- [Your instructions] Rewrite the items from the beginning of the records through the line containing "bar bbox=[327, 455, 333, 475]", replacing each occurrence of "y-tick-label" with "row-label" and leaving everything else unchanged.

- [Records supplied]

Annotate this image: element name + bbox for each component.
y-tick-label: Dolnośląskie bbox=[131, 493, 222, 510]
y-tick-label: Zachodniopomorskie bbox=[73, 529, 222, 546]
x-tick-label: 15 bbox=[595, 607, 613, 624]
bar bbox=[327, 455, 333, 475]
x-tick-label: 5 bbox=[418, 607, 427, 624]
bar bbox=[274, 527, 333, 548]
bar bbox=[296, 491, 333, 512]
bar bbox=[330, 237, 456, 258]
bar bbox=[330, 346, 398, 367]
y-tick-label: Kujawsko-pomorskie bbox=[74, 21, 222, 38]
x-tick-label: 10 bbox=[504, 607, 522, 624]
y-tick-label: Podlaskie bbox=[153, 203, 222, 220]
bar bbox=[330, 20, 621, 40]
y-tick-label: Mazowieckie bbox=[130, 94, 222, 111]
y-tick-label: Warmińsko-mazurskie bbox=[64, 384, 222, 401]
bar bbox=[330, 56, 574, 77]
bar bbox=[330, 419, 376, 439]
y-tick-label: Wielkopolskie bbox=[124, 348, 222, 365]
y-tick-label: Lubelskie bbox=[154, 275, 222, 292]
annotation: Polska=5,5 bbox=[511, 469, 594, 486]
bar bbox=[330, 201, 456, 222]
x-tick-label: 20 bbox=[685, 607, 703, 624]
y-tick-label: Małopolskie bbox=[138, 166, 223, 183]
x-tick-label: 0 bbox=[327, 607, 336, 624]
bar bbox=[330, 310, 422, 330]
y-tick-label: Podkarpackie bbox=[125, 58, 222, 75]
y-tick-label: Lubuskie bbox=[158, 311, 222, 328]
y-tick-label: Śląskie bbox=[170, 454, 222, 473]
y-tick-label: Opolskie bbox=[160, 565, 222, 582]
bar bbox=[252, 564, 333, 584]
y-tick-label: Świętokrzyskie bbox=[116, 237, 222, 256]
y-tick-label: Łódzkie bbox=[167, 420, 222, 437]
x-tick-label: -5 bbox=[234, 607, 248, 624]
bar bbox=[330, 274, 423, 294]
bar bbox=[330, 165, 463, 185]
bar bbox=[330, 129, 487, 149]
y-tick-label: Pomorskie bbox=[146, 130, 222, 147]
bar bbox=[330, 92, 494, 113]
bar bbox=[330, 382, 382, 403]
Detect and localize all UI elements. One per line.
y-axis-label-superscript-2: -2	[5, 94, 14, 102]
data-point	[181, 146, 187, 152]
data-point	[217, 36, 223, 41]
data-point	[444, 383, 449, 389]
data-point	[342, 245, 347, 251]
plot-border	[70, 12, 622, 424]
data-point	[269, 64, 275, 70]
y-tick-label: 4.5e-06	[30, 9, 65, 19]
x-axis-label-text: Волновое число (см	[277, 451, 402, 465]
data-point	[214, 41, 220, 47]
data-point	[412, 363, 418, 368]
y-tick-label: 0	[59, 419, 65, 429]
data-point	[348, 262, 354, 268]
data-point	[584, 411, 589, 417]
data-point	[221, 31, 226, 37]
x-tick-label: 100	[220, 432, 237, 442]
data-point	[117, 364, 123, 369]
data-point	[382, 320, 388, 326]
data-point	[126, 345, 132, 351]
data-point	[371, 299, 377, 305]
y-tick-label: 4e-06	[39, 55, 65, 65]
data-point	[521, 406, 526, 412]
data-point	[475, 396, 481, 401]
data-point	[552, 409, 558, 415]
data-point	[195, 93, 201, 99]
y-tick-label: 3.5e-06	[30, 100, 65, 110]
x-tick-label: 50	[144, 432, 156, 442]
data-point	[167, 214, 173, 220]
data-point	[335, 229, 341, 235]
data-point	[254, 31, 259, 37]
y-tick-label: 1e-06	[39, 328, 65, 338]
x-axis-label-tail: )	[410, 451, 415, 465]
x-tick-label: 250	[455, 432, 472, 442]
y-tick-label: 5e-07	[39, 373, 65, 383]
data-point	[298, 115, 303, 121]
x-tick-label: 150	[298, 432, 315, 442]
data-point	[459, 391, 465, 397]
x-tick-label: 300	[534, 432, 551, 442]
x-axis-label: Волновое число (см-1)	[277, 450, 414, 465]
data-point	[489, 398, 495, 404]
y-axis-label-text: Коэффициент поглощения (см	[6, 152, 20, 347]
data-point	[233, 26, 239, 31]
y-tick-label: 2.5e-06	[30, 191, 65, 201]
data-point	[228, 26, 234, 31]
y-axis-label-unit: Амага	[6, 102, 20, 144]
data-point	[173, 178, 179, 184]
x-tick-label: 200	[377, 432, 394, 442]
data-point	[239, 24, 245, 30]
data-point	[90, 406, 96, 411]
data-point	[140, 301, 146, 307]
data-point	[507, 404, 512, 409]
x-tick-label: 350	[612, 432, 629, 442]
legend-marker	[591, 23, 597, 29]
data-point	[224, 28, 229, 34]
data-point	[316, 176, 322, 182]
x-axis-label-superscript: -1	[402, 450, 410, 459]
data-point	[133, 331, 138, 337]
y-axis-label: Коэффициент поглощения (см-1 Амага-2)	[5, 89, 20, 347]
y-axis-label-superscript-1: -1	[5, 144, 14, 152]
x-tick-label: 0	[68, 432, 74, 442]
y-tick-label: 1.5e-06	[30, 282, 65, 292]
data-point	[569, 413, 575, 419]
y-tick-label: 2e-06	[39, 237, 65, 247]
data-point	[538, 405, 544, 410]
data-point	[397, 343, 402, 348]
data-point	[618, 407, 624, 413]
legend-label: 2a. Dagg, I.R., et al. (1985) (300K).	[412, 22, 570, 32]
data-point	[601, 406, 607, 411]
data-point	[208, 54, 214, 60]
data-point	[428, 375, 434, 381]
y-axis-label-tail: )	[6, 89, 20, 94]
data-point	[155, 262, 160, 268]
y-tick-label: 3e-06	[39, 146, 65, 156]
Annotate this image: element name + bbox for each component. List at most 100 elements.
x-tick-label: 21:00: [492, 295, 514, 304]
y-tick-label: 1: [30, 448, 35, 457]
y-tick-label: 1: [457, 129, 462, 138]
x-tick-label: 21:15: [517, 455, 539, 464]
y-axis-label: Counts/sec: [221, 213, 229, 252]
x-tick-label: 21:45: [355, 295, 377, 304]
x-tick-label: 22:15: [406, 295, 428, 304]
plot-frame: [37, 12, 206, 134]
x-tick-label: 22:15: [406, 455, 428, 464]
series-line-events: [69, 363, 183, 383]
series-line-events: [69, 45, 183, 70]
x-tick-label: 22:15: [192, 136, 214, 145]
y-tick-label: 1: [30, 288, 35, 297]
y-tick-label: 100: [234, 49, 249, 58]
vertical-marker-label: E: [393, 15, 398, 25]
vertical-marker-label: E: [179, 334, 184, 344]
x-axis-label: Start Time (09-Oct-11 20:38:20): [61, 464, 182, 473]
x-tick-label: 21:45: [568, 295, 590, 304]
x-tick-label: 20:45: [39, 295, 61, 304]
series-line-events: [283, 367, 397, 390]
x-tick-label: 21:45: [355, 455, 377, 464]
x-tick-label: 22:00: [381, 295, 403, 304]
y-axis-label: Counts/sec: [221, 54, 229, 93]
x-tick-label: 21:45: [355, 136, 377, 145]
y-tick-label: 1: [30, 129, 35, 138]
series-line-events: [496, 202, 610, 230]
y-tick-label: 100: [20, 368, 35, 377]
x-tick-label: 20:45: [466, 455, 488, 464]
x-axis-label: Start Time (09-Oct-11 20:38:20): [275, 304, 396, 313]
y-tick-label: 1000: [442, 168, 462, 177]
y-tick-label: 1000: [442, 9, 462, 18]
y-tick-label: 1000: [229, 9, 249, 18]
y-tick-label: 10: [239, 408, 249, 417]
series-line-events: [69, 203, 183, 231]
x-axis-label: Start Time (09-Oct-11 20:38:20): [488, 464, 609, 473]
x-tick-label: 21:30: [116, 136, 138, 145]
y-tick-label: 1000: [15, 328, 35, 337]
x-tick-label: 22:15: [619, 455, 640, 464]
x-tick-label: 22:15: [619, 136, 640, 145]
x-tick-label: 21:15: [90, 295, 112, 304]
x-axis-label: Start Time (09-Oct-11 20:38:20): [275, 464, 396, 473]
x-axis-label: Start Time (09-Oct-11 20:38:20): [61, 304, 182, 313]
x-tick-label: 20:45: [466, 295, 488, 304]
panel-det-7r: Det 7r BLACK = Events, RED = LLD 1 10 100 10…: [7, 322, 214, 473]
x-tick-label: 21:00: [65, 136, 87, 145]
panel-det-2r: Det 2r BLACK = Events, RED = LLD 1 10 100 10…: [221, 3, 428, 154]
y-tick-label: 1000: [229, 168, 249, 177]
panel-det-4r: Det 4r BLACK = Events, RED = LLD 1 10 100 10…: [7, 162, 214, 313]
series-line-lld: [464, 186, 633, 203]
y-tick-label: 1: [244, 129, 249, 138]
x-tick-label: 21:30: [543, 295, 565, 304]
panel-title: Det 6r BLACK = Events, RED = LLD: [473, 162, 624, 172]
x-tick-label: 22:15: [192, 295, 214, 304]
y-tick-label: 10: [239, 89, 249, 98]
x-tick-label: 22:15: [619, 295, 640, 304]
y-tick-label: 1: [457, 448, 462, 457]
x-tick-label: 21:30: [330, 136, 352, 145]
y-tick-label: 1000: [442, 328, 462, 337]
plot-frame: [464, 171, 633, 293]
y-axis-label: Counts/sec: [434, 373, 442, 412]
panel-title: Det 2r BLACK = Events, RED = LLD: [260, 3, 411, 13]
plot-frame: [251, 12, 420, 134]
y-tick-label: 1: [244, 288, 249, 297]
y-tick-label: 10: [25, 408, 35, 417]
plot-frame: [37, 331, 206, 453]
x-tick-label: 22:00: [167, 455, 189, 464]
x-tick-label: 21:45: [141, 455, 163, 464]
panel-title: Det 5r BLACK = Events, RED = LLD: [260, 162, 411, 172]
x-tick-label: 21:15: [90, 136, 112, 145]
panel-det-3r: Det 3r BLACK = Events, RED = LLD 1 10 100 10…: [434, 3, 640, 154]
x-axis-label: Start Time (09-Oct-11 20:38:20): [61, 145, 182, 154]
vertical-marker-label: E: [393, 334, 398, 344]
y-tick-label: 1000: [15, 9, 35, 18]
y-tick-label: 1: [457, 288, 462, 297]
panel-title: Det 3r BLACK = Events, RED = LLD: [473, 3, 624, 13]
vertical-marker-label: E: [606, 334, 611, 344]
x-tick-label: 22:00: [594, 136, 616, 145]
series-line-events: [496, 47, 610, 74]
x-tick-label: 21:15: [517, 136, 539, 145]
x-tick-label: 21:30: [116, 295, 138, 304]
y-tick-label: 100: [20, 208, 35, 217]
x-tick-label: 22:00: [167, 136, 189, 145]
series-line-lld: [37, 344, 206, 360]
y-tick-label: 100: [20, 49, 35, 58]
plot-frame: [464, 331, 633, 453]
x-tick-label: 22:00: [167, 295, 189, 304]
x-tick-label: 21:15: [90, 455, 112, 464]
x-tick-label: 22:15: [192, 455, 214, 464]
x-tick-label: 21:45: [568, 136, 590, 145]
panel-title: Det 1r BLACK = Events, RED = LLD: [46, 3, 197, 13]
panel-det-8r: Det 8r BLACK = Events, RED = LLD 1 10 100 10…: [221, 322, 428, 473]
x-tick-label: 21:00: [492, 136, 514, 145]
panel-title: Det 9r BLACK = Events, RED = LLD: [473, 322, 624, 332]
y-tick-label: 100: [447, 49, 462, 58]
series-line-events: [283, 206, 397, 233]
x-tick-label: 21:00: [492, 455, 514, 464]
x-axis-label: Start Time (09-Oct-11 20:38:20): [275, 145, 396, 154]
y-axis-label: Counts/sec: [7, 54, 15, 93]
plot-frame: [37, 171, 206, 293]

- [Reply to the exercise]
Annotate this image: element name + bbox for each component.
row-label: Dolnośląskie bbox=[131, 493, 222, 510]
row-label: Zachodniopomorskie bbox=[73, 529, 222, 546]
x-tick-label: 15 bbox=[595, 607, 613, 624]
bar bbox=[327, 455, 333, 475]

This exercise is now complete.